(Dataset excerpts)
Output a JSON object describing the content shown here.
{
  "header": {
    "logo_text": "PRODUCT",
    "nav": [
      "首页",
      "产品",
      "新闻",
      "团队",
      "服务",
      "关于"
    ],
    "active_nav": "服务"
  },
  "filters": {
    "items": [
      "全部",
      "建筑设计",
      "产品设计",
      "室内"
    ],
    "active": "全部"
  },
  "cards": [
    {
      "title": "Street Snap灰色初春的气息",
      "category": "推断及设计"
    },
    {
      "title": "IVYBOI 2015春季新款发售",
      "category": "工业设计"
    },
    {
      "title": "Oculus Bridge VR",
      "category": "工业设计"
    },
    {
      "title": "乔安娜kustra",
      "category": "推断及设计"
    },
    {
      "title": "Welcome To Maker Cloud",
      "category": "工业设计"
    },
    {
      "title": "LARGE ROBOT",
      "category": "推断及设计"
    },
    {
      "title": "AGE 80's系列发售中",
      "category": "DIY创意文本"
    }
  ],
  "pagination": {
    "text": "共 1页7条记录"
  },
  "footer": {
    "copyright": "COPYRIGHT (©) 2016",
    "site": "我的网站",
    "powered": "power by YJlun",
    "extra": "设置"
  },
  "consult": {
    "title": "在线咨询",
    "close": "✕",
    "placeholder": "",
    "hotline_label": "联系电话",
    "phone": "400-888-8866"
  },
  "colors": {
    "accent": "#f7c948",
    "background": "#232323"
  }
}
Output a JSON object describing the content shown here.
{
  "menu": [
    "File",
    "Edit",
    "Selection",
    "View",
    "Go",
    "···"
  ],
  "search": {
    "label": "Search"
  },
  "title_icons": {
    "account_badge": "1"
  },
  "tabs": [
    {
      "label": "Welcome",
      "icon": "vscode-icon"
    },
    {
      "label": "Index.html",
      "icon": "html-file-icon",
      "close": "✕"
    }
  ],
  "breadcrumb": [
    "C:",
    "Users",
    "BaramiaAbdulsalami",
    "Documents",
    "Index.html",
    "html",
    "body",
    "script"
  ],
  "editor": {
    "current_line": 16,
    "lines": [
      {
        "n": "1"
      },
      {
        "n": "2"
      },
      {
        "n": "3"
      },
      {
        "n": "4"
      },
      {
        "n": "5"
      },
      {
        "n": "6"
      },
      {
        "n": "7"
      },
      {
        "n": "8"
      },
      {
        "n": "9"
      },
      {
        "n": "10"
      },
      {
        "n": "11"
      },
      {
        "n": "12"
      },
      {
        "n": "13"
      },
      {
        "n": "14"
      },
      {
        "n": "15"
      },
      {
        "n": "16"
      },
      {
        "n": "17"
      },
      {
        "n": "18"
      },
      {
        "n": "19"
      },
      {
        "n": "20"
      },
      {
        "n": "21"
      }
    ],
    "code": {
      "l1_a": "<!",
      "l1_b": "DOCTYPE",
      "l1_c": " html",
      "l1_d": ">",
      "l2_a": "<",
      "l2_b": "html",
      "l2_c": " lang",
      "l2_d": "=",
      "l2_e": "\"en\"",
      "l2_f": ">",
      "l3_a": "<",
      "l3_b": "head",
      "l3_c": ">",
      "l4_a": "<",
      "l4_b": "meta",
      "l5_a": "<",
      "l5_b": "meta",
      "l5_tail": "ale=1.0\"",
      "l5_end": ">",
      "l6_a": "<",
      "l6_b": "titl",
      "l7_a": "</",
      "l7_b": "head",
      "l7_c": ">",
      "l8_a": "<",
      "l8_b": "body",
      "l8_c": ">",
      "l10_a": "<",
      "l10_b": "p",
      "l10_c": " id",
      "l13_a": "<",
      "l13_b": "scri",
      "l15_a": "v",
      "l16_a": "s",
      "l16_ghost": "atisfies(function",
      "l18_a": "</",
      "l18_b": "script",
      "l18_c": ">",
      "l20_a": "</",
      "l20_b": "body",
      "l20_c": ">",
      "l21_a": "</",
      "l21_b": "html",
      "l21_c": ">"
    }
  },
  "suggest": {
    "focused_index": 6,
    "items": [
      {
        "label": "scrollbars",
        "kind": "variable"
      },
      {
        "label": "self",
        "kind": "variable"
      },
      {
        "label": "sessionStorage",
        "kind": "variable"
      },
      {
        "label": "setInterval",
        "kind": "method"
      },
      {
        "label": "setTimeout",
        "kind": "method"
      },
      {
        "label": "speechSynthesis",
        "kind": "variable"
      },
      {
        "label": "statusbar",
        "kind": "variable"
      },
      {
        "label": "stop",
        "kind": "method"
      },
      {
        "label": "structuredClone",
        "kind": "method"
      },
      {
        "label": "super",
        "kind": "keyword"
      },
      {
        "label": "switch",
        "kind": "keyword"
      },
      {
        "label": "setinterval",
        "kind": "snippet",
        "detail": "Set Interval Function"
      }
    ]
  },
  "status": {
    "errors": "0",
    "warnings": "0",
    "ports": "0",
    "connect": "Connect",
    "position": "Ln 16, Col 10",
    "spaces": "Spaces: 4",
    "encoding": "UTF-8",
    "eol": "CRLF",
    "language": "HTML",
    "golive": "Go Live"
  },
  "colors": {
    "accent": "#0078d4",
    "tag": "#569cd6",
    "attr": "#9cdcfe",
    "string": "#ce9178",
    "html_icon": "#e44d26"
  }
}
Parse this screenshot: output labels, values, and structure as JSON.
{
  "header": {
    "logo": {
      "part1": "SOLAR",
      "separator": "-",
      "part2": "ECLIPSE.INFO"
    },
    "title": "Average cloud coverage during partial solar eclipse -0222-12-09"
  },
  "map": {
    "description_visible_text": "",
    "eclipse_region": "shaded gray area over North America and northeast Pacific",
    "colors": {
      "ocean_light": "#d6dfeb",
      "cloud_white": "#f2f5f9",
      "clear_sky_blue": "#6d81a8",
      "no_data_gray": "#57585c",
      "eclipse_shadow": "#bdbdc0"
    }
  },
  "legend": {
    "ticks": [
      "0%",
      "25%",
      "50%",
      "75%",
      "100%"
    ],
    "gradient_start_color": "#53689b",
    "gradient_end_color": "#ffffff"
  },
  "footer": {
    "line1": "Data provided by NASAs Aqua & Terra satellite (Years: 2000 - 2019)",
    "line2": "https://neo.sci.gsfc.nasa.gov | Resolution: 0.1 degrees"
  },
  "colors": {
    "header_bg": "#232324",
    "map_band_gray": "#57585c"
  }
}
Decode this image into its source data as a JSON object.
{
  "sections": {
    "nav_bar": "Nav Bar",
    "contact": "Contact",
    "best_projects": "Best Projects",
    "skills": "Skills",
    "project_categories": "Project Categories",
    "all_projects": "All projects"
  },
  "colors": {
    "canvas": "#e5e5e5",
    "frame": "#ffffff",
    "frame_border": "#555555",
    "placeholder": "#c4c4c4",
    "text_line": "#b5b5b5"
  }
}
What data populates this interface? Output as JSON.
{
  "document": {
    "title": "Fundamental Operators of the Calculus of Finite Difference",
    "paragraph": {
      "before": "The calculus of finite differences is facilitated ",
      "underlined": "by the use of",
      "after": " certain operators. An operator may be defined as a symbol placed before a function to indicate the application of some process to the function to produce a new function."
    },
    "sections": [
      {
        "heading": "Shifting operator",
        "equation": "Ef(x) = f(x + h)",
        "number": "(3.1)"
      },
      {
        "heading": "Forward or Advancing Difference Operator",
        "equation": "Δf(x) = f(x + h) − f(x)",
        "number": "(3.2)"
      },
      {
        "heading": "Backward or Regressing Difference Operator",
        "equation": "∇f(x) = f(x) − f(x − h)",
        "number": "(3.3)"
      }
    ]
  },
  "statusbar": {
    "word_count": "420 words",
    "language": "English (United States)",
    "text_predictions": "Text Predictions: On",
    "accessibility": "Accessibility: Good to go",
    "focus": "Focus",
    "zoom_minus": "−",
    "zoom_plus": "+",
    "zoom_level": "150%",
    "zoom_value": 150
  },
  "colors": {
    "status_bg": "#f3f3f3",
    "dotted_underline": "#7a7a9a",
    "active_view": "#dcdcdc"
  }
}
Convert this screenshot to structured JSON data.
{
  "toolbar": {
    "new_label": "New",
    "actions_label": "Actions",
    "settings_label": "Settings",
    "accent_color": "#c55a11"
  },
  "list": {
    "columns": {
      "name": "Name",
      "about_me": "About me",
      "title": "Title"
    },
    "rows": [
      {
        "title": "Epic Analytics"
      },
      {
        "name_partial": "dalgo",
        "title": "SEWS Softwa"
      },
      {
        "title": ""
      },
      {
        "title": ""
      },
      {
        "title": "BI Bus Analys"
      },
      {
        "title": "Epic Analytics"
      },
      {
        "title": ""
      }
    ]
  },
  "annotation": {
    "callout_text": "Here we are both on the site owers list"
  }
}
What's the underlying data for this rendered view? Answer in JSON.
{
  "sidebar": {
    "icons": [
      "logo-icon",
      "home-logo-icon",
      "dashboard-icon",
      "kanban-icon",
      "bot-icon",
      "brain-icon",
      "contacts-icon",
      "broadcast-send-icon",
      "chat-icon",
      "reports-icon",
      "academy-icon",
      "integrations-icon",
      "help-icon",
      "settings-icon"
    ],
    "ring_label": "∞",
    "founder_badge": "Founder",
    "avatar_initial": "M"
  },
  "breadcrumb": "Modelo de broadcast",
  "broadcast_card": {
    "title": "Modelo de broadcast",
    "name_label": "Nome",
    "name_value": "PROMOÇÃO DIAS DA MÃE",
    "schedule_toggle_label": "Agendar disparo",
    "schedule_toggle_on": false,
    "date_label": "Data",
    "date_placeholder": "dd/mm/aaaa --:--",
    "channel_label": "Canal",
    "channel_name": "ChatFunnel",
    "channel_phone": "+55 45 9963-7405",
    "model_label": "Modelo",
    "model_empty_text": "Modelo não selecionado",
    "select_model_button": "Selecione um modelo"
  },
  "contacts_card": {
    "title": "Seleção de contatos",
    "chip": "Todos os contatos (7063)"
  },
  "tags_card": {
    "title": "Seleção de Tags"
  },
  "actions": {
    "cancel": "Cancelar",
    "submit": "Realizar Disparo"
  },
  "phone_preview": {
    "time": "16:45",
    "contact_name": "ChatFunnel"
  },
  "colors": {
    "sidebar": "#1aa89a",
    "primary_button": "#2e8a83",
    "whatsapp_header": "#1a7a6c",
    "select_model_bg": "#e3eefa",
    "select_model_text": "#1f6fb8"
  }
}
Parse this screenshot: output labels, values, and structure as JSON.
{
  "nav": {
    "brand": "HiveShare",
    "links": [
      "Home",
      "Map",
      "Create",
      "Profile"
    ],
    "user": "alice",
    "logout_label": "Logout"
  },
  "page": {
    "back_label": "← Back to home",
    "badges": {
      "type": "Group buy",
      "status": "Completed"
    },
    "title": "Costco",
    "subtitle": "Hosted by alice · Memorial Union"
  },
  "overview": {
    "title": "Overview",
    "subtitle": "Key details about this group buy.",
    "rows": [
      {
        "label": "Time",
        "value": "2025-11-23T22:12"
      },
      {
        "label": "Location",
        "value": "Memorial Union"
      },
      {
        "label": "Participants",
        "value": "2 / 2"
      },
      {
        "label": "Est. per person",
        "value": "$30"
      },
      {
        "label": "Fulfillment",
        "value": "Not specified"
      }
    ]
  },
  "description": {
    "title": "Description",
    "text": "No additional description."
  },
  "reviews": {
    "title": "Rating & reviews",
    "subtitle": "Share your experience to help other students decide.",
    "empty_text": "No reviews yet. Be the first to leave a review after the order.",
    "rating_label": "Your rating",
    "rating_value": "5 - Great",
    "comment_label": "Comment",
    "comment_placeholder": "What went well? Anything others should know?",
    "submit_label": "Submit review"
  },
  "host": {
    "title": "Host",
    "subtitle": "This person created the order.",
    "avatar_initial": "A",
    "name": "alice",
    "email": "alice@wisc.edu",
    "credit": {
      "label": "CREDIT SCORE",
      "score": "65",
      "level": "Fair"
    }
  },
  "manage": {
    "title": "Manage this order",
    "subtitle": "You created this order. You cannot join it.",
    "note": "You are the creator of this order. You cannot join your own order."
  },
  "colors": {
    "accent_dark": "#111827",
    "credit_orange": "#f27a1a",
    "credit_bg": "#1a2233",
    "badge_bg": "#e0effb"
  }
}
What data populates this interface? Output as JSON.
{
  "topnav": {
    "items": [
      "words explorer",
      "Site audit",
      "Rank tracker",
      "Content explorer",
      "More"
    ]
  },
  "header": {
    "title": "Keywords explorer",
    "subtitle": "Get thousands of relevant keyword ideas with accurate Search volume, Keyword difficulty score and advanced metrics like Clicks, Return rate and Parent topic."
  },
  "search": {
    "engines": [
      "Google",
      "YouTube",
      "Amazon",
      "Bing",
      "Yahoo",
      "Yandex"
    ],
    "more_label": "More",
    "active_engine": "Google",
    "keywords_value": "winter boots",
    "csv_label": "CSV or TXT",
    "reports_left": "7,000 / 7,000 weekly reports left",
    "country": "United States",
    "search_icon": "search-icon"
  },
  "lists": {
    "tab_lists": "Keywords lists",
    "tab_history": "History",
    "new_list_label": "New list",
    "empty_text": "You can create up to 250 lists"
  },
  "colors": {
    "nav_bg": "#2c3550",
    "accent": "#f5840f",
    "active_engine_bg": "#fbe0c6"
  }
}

**REQUIREMENT**
Show every line of the records above that contains the word "Welcome".

**SOLVED PROBLEM**
      "title": "Welcome To Maker Cloud",
      "label": "Welcome",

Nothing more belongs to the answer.